Stored records:
____

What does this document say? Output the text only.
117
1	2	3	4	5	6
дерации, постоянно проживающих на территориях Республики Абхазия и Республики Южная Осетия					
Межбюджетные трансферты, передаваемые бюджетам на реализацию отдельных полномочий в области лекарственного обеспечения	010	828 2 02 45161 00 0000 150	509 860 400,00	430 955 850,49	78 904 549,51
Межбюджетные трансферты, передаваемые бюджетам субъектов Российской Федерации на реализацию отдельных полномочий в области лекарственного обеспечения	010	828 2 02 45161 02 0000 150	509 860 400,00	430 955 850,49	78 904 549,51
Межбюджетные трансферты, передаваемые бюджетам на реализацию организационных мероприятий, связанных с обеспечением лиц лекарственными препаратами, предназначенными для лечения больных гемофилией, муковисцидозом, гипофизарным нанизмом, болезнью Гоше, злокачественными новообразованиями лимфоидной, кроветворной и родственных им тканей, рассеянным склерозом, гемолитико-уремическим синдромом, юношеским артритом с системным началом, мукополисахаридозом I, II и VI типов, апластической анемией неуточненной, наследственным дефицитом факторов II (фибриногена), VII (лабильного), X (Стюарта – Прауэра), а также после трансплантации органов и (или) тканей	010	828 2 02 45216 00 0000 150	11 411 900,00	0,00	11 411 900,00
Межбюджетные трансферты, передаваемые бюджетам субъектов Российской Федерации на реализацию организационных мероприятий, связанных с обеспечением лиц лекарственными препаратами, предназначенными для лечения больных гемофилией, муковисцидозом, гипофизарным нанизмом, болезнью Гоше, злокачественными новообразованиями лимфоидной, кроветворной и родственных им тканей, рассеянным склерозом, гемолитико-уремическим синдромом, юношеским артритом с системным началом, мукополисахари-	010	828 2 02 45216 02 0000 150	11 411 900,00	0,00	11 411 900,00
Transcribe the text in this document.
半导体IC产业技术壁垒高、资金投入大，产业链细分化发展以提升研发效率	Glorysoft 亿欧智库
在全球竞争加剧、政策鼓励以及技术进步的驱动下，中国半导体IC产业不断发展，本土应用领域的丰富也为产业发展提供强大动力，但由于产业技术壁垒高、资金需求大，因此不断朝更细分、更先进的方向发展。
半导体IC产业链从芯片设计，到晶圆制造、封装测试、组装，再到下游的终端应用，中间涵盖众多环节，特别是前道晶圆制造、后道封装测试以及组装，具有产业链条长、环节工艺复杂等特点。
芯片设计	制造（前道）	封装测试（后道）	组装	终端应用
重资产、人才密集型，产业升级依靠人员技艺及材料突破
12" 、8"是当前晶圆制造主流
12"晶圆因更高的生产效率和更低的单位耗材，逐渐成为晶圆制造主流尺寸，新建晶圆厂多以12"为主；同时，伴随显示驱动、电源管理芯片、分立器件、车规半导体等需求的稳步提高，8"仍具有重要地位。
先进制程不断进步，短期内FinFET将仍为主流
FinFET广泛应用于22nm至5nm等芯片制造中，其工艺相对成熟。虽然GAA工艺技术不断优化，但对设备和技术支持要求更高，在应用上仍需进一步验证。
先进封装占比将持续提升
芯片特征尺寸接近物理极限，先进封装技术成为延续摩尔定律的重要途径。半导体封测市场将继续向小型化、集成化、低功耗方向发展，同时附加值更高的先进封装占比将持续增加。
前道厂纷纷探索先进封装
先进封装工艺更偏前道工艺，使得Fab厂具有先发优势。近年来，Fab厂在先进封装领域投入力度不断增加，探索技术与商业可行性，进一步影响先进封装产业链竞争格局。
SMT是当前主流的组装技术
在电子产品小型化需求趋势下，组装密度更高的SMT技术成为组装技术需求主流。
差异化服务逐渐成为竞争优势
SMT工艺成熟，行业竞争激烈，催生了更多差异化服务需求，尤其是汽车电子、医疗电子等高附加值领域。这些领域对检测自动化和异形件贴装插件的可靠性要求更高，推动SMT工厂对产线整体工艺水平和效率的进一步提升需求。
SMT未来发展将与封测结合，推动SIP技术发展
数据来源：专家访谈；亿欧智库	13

____

REQUIRED TASK: Extract, verbatim, the lines from the one containing "Transcribe the text in this document." through the last line of the listing above.

WORKED ANSWER:
Transcribe the text in this document.
半导体IC产业技术壁垒高、资金投入大，产业链细分化发展以提升研发效率	Glorysoft 亿欧智库
在全球竞争加剧、政策鼓励以及技术进步的驱动下，中国半导体IC产业不断发展，本土应用领域的丰富也为产业发展提供强大动力，但由于产业技术壁垒高、资金需求大，因此不断朝更细分、更先进的方向发展。
半导体IC产业链从芯片设计，到晶圆制造、封装测试、组装，再到下游的终端应用，中间涵盖众多环节，特别是前道晶圆制造、后道封装测试以及组装，具有产业链条长、环节工艺复杂等特点。
芯片设计	制造（前道）	封装测试（后道）	组装	终端应用
重资产、人才密集型，产业升级依靠人员技艺及材料突破
12" 、8"是当前晶圆制造主流
12"晶圆因更高的生产效率和更低的单位耗材，逐渐成为晶圆制造主流尺寸，新建晶圆厂多以12"为主；同时，伴随显示驱动、电源管理芯片、分立器件、车规半导体等需求的稳步提高，8"仍具有重要地位。
先进制程不断进步，短期内FinFET将仍为主流
FinFET广泛应用于22nm至5nm等芯片制造中，其工艺相对成熟。虽然GAA工艺技术不断优化，但对设备和技术支持要求更高，在应用上仍需进一步验证。
先进封装占比将持续提升
芯片特征尺寸接近物理极限，先进封装技术成为延续摩尔定律的重要途径。半导体封测市场将继续向小型化、集成化、低功耗方向发展，同时附加值更高的先进封装占比将持续增加。
前道厂纷纷探索先进封装
先进封装工艺更偏前道工艺，使得Fab厂具有先发优势。近年来，Fab厂在先进封装领域投入力度不断增加，探索技术与商业可行性，进一步影响先进封装产业链竞争格局。
SMT是当前主流的组装技术
在电子产品小型化需求趋势下，组装密度更高的SMT技术成为组装技术需求主流。
差异化服务逐渐成为竞争优势
SMT工艺成熟，行业竞争激烈，催生了更多差异化服务需求，尤其是汽车电子、医疗电子等高附加值领域。这些领域对检测自动化和异形件贴装插件的可靠性要求更高，推动SMT工厂对产线整体工艺水平和效率的进一步提升需求。
SMT未来发展将与封测结合，推动SIP技术发展
数据来源：专家访谈；亿欧智库	13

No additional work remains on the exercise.